→ Exercise goal
Count how many lines hold the string "государственного". Answer with that number and nothing more.
________
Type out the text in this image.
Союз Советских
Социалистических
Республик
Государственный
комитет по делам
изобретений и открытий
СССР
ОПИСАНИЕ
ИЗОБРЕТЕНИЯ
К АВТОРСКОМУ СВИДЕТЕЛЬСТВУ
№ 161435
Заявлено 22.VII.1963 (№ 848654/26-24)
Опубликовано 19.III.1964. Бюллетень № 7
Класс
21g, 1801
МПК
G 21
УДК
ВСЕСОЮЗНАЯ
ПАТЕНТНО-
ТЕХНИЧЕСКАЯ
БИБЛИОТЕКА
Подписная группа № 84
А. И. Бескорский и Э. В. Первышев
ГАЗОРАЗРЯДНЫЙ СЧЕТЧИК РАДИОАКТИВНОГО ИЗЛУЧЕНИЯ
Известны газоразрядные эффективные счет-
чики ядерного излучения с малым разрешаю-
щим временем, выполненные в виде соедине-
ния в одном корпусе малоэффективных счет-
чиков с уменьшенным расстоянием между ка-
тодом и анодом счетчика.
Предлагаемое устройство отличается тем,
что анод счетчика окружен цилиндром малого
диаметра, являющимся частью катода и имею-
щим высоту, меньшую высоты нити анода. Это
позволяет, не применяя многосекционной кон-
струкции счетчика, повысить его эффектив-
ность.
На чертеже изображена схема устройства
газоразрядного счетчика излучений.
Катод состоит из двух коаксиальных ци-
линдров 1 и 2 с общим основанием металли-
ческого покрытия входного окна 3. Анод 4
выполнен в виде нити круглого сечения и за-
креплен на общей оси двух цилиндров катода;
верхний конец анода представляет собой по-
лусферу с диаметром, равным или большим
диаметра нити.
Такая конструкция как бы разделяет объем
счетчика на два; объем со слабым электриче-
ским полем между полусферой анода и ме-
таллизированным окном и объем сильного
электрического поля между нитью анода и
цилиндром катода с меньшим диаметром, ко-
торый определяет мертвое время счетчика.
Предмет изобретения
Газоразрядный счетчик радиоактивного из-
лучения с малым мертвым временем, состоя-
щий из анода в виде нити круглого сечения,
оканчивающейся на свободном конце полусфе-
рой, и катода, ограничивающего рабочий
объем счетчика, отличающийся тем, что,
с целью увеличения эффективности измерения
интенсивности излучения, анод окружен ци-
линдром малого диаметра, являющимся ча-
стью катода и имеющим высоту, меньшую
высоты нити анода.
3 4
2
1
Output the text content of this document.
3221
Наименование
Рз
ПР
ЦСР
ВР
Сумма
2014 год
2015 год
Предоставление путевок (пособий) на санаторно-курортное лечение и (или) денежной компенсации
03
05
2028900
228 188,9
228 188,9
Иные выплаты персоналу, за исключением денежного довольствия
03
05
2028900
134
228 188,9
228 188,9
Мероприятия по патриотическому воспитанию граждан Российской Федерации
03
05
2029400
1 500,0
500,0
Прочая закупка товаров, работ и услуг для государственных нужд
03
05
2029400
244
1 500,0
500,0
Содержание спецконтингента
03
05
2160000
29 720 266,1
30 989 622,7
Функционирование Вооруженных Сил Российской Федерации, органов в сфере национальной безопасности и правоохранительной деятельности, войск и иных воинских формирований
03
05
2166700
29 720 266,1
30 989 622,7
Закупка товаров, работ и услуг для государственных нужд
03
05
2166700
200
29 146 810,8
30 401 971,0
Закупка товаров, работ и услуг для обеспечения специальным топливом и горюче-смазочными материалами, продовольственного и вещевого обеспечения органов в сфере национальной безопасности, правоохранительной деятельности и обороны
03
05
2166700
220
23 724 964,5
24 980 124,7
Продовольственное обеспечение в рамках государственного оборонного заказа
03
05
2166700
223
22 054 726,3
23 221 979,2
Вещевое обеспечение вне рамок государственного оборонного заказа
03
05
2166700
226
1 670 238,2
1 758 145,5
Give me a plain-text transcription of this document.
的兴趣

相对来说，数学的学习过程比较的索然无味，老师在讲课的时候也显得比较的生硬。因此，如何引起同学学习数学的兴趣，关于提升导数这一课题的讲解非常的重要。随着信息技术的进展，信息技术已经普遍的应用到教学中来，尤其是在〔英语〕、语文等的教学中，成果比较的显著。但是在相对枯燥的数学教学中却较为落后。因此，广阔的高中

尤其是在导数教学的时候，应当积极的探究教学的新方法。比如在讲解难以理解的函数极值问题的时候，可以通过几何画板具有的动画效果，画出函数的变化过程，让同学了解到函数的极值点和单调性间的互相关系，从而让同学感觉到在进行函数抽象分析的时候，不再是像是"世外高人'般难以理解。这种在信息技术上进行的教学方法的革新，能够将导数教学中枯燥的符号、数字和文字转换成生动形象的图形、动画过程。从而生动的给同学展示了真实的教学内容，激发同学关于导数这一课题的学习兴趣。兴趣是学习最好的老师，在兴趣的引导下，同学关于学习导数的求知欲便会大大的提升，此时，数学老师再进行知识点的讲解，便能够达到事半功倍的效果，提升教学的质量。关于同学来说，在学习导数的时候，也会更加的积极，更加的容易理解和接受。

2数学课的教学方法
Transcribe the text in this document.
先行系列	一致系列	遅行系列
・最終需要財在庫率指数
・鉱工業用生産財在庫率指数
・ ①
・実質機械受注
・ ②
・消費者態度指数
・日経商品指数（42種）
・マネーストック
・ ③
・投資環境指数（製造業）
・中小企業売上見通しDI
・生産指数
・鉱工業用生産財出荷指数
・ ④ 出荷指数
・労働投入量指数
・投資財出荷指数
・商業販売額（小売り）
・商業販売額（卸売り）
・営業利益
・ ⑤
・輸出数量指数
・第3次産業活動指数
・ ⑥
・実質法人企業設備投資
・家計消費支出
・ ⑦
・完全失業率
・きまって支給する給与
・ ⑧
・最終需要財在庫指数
________
→ Exercise solution
2